(TASK STATEMENT)
In the listing below, locate the lines bearing the word "type". Copy every one of them.

Begin

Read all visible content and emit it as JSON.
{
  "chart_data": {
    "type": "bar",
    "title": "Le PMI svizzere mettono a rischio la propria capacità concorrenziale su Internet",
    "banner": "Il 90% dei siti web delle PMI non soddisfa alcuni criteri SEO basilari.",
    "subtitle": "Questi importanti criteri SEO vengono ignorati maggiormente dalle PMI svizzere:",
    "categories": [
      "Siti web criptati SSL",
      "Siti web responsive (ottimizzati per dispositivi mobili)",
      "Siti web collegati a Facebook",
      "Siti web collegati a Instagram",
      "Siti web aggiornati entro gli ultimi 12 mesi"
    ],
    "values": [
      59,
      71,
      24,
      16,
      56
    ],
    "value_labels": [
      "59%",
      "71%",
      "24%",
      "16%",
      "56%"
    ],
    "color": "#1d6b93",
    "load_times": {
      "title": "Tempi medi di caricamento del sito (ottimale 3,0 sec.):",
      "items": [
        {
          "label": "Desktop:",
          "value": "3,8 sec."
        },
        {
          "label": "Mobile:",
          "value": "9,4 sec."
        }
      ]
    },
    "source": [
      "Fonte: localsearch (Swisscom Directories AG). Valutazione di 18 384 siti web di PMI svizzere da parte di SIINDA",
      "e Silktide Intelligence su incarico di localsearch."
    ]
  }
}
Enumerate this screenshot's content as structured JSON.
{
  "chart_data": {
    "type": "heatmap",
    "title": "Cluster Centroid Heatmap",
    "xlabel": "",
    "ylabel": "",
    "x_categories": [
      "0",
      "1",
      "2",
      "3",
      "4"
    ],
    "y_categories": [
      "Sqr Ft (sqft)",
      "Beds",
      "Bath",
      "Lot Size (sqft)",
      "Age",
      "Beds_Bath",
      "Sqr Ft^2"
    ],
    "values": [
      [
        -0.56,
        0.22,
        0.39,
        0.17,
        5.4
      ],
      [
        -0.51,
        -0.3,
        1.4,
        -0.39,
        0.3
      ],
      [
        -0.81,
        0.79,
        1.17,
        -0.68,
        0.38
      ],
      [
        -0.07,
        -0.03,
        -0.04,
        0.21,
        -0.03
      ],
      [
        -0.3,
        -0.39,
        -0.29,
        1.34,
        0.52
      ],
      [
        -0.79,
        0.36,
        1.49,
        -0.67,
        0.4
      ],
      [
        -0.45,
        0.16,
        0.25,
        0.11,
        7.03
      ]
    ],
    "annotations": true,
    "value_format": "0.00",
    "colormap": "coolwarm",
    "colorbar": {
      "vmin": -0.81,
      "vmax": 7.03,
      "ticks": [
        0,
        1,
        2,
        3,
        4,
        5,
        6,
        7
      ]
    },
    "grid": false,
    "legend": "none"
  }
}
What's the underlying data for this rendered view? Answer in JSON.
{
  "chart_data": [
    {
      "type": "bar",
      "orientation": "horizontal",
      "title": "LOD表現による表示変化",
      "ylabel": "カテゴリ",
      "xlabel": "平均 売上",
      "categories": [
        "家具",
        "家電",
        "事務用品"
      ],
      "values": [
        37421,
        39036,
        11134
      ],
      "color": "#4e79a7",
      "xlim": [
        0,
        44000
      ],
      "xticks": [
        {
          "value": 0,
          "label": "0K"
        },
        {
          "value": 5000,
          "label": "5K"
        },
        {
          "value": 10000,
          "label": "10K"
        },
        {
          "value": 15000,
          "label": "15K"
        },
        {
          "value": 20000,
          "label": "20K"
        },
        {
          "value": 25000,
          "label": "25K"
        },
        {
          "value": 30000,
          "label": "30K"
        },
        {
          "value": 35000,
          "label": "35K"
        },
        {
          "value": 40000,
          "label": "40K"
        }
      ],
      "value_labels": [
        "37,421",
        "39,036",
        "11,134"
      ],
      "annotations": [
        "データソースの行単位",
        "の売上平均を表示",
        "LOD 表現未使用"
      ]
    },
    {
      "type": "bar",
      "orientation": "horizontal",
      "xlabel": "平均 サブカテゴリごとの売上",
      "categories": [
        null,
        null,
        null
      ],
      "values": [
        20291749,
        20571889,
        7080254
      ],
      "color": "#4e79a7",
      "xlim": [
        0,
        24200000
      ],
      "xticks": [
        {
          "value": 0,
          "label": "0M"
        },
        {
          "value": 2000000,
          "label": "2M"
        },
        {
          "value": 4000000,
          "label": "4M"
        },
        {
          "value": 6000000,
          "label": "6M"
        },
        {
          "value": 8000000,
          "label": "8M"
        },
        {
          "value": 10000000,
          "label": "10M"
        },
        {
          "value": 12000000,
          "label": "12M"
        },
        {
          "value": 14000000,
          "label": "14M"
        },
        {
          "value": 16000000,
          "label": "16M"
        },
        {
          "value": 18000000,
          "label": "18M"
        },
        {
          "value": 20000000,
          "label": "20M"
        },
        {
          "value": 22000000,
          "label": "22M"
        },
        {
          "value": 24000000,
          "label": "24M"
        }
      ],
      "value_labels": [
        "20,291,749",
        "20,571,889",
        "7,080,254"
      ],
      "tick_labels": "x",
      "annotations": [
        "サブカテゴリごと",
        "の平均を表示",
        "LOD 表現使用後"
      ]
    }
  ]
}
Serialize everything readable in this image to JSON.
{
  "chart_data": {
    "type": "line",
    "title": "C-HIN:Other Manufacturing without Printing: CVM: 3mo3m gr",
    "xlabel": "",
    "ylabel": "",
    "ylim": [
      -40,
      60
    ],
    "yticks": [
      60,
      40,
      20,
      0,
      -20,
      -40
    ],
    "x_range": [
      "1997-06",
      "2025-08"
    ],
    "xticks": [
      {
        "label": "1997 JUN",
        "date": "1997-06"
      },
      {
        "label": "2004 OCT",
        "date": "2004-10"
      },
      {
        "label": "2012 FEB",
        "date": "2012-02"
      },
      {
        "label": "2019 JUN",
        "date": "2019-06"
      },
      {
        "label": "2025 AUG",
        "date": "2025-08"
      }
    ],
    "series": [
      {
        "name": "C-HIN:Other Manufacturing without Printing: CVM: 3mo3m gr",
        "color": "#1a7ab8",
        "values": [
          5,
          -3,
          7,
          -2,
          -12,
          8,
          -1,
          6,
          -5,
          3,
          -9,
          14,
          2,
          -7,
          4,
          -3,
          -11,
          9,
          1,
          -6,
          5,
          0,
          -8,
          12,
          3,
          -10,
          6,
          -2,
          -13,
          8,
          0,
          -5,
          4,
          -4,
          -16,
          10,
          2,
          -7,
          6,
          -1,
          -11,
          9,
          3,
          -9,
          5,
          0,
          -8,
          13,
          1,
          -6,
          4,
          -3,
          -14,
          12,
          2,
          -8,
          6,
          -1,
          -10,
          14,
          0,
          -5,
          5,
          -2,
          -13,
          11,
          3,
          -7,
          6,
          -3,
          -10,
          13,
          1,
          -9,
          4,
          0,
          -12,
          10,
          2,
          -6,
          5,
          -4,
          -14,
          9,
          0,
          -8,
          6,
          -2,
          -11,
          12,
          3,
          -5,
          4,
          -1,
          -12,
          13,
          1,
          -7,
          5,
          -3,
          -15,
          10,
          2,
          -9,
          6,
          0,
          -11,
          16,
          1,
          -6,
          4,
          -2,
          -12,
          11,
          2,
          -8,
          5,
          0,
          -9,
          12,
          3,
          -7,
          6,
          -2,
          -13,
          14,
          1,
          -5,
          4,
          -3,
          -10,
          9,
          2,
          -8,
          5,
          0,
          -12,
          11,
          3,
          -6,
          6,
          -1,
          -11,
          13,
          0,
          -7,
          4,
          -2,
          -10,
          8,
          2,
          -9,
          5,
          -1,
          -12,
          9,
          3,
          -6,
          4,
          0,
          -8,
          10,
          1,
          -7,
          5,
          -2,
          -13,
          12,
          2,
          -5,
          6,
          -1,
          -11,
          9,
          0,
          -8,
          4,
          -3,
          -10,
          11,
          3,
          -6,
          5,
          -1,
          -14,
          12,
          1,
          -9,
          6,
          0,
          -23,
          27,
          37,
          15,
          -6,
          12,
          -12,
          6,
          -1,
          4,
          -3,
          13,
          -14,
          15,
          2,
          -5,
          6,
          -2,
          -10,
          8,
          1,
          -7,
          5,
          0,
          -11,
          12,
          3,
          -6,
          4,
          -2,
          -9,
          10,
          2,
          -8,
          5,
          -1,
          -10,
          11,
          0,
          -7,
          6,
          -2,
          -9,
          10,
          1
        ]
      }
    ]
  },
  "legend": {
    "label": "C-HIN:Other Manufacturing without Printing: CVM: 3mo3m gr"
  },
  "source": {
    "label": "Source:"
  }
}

End

(EXERCISE RESPONSE)
    "type": "bar",
    "type": "heatmap",
      "type": "bar",
      "type": "bar",
    "type": "line",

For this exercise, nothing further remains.